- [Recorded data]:
○ ○ ○ ○ ○ ○ ○

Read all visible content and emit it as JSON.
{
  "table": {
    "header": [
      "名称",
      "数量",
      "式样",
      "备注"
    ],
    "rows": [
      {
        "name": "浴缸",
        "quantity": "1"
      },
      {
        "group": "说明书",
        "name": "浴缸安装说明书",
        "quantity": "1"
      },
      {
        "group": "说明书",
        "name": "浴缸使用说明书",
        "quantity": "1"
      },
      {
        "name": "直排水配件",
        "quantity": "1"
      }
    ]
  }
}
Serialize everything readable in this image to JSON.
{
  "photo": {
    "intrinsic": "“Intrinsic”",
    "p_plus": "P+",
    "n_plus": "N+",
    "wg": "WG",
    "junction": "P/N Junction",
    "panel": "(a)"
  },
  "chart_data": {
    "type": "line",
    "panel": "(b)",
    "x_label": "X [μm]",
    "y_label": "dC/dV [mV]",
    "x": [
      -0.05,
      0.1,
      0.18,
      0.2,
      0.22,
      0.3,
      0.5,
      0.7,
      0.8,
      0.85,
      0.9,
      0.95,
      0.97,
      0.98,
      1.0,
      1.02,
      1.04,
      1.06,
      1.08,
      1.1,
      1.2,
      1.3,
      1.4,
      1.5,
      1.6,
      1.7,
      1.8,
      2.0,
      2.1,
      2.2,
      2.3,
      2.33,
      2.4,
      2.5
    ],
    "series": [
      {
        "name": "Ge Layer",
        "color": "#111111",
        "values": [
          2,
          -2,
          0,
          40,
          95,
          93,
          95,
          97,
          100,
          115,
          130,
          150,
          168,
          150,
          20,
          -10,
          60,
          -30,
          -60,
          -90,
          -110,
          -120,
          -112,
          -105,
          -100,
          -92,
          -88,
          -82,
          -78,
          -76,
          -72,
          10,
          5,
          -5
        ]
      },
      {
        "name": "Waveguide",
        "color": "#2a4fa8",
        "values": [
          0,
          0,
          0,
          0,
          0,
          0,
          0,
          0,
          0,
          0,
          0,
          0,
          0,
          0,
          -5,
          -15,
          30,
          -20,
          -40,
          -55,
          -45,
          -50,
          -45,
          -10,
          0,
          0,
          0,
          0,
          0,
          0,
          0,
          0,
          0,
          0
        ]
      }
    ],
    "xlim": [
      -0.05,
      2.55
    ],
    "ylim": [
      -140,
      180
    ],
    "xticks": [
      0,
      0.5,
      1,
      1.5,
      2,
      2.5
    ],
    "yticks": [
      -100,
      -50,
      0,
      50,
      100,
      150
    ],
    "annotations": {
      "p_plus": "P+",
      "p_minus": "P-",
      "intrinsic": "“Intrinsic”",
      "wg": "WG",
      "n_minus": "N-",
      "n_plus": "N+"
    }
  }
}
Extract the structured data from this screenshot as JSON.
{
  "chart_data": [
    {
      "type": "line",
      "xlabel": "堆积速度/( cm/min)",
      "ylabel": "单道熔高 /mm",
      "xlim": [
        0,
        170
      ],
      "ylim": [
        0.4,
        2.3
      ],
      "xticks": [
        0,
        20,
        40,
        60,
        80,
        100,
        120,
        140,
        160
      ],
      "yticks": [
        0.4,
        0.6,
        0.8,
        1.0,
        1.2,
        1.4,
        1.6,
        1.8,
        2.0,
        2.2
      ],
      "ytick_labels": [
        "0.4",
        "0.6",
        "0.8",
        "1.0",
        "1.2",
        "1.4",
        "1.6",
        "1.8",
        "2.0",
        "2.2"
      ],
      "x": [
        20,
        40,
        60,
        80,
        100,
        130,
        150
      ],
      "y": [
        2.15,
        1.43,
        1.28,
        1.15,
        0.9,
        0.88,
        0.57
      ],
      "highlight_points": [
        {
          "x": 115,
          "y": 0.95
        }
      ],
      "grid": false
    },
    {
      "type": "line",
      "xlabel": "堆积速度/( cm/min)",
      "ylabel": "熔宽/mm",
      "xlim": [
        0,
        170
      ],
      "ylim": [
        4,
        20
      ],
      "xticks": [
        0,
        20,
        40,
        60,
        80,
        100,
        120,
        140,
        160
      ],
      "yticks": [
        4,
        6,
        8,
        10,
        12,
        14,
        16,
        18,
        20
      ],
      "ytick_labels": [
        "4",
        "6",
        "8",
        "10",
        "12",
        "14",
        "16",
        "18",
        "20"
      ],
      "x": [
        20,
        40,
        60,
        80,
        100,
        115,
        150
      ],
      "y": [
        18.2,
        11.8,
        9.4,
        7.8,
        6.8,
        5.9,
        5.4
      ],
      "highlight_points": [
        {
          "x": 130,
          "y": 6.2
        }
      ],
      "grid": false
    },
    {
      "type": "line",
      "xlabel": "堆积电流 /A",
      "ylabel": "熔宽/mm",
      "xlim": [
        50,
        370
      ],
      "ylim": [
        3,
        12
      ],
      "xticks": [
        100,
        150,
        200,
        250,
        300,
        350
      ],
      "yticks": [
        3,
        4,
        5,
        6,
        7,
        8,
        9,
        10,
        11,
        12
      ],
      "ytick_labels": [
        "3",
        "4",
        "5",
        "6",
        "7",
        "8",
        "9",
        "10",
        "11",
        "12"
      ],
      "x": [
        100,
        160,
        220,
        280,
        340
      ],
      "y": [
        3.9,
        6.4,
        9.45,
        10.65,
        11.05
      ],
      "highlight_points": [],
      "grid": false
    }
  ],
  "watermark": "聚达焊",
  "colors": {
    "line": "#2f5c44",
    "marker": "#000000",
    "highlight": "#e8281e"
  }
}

○ ○ ○ ○ ○ ○ ○

- [Instructions for the task]: Filter the records down to the lines that contain the string "intrinsic", and copy those lines.

- [The result]:
    "intrinsic": "“Intrinsic”",
      "intrinsic": "“Intrinsic”",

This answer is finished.